Exercise:
Count how many lines of the records below contain the word "nuages", matching case exactly. Give only the number.

Records:

□ □ □ □ □ □ □

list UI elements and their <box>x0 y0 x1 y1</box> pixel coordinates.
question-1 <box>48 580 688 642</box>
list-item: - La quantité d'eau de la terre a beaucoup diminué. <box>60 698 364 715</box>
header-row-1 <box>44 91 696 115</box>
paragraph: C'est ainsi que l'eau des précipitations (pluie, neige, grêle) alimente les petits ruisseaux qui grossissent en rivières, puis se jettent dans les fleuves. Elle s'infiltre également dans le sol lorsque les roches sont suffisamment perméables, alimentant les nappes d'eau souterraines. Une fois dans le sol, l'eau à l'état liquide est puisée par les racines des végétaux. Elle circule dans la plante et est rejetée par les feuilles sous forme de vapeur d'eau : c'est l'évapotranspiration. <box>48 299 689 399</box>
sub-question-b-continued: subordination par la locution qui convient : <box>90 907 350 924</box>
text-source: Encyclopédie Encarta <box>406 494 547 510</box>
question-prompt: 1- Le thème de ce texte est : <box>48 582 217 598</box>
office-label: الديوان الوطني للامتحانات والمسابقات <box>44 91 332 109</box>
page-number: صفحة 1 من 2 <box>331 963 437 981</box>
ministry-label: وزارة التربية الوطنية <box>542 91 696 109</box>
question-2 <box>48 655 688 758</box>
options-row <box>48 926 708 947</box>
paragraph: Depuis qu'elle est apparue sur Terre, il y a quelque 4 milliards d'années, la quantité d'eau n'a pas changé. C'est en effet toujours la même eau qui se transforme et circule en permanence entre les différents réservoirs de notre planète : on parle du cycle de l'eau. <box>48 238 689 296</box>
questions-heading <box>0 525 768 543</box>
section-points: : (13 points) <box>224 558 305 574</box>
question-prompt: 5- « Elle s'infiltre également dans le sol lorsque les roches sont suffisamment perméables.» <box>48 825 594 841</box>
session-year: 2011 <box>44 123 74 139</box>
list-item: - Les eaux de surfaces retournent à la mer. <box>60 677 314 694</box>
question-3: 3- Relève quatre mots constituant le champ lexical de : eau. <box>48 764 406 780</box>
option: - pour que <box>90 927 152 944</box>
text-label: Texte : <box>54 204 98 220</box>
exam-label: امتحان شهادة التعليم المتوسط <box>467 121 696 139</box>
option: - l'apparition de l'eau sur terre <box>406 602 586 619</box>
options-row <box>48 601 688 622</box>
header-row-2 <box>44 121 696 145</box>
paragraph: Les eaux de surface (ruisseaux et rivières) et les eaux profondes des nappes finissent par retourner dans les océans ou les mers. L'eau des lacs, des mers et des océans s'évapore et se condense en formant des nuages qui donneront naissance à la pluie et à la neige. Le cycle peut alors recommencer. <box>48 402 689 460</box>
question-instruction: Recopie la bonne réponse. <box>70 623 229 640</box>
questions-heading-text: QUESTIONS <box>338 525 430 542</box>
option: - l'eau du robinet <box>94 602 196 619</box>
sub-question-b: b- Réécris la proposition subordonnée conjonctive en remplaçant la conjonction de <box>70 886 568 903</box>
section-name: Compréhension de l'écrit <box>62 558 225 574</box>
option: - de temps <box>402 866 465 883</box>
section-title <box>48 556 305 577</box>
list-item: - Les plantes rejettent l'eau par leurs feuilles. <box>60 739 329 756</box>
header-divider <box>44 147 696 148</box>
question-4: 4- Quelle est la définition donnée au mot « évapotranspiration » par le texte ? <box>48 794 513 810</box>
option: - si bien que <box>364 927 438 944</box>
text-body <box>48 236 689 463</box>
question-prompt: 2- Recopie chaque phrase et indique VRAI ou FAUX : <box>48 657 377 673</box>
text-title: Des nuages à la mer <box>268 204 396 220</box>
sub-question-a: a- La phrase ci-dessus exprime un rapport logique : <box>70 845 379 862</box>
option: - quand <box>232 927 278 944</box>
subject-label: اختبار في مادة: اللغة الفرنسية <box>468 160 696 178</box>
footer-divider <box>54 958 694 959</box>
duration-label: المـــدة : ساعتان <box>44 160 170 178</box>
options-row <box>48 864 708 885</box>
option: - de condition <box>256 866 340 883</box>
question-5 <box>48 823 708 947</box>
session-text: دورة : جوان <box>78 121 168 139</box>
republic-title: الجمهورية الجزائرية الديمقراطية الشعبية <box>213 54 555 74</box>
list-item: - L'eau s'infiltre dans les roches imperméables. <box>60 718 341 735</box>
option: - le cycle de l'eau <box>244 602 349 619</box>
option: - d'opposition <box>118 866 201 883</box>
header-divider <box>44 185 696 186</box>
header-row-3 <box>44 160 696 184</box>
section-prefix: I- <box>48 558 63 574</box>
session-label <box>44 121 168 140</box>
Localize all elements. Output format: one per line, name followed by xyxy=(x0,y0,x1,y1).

□ □ □ □ □ □ □

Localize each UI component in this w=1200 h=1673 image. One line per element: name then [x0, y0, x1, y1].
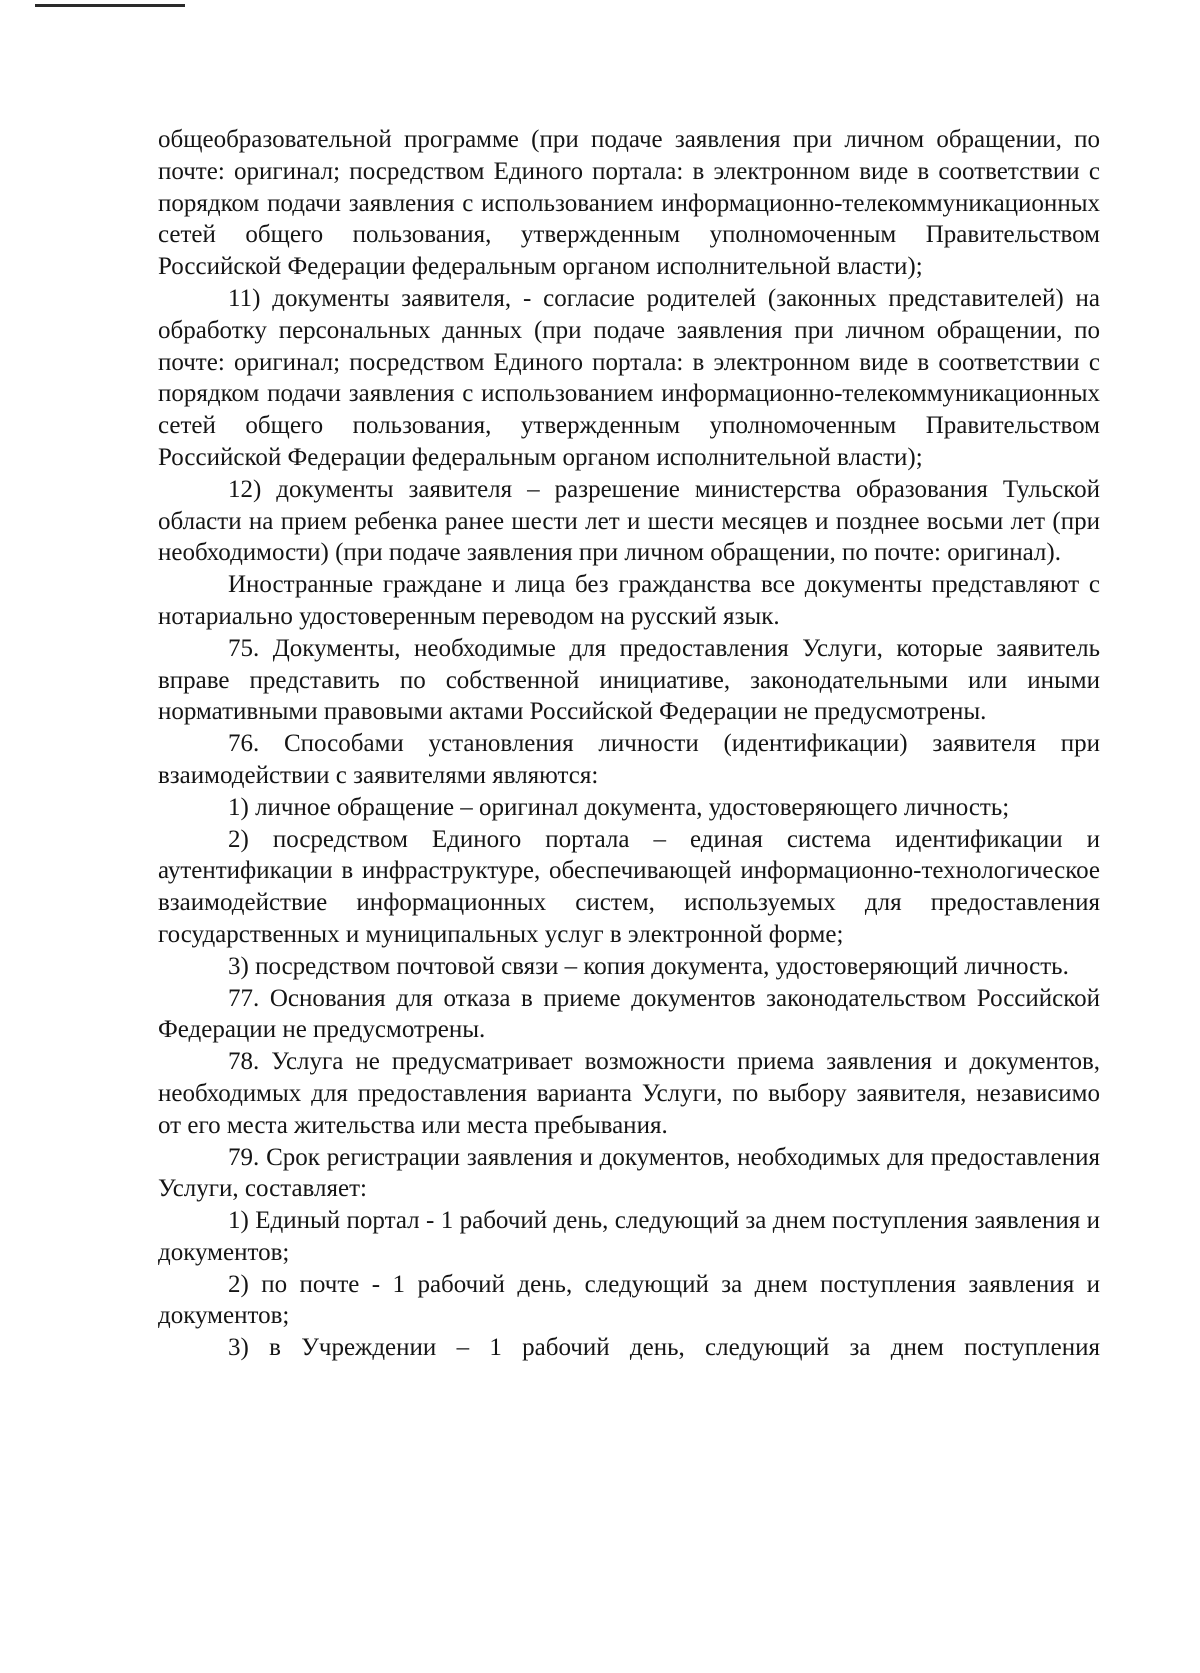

□ □ □ □ □ □ □

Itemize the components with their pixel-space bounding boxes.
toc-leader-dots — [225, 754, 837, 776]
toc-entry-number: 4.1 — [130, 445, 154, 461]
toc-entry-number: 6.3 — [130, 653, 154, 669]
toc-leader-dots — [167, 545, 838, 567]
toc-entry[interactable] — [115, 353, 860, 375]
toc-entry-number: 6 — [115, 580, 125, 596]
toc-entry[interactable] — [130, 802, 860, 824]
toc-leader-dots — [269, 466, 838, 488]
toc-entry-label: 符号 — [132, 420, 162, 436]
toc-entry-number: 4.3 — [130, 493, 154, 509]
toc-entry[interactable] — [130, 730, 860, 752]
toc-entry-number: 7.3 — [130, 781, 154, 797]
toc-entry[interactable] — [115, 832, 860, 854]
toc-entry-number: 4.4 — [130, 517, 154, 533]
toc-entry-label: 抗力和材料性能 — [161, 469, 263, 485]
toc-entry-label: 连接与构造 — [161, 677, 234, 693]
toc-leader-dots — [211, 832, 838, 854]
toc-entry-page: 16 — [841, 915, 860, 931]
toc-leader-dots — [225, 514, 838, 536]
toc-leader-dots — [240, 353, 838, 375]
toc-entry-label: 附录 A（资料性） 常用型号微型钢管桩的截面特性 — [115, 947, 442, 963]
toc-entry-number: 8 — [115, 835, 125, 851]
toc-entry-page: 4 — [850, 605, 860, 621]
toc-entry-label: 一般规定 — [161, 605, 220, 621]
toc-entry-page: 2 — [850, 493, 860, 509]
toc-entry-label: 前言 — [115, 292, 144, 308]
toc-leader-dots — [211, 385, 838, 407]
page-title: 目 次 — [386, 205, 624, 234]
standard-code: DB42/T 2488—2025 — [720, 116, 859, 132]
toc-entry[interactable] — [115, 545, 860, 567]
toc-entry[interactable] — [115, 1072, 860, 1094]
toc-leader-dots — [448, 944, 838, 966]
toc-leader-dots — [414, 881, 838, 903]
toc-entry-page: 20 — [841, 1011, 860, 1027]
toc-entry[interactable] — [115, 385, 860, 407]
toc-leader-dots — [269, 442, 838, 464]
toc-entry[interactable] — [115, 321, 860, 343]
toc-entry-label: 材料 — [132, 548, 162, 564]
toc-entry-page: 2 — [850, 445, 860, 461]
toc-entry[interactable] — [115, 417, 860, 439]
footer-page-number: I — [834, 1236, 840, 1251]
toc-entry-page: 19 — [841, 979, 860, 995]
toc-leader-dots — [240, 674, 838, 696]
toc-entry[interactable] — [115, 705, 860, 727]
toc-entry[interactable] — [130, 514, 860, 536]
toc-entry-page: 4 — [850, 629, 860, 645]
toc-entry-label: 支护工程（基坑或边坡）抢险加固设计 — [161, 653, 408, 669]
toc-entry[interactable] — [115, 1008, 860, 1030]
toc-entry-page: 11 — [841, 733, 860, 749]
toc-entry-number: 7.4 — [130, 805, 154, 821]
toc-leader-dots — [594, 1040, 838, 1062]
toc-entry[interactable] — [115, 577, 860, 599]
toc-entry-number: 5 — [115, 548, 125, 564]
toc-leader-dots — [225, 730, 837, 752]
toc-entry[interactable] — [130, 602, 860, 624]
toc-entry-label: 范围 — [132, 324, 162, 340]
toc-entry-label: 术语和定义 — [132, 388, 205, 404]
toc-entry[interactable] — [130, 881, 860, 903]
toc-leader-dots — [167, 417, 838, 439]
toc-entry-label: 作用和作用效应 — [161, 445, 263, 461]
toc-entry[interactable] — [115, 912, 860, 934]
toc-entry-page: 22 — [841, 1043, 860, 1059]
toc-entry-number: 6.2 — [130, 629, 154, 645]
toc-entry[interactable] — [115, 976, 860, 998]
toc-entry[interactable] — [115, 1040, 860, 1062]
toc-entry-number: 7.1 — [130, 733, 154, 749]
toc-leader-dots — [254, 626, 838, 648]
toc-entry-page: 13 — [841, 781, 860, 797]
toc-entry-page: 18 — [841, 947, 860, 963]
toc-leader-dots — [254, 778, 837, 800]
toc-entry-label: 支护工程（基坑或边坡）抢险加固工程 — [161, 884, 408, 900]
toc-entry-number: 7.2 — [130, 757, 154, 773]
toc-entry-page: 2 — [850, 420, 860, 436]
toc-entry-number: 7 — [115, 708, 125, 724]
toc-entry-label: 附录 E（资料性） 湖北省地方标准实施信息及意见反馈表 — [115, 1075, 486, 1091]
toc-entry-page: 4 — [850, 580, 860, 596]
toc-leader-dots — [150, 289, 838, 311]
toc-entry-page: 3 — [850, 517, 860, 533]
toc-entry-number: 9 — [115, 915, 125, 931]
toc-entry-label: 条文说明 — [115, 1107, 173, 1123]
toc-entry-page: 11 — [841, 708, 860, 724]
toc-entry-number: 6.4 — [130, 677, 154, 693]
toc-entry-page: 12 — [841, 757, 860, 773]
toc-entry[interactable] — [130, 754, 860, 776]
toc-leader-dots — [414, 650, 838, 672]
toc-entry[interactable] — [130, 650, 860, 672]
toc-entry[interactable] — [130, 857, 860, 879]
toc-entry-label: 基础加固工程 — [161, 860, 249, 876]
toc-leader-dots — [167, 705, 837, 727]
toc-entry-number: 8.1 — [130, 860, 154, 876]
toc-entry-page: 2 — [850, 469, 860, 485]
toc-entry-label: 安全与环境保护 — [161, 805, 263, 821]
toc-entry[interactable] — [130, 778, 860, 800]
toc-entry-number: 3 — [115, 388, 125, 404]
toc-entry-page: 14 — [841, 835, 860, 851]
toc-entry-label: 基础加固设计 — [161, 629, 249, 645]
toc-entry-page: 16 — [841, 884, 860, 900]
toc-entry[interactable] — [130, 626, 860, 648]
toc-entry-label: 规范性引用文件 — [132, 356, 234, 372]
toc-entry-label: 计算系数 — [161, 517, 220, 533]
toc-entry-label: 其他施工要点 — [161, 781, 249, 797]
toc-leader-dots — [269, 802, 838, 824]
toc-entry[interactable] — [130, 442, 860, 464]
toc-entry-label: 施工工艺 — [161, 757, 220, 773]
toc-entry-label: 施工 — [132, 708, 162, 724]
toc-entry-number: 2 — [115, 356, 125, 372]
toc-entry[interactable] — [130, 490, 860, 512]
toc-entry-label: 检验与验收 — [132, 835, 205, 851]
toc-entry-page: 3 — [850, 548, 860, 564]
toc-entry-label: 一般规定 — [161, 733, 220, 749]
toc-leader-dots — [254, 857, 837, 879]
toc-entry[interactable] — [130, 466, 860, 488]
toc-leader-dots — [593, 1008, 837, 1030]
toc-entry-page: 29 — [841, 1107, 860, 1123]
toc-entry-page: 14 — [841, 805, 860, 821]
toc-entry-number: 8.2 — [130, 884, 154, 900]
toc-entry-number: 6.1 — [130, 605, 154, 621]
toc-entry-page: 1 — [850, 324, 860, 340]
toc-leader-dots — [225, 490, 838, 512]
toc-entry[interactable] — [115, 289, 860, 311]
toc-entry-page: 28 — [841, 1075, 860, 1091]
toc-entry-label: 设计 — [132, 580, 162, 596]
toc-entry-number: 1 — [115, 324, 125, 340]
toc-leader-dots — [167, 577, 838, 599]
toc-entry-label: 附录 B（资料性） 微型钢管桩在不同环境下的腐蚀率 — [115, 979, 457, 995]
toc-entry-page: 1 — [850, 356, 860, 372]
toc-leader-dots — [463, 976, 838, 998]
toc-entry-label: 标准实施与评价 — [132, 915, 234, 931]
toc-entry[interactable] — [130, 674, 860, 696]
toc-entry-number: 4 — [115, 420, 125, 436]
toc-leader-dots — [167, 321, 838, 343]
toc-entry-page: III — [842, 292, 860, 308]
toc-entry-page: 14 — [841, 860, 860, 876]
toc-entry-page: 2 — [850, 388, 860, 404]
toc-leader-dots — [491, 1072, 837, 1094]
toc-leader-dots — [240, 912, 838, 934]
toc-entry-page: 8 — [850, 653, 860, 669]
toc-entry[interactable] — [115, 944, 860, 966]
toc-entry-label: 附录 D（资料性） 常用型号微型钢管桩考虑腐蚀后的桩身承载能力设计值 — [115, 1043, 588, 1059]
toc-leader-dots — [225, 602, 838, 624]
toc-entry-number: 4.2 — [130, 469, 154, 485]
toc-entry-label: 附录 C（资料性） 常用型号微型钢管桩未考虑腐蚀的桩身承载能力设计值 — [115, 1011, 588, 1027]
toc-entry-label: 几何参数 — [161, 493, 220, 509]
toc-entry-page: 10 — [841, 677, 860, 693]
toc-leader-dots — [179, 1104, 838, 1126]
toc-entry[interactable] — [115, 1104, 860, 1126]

□ □ □ □ □ □ □

Response to this task:
2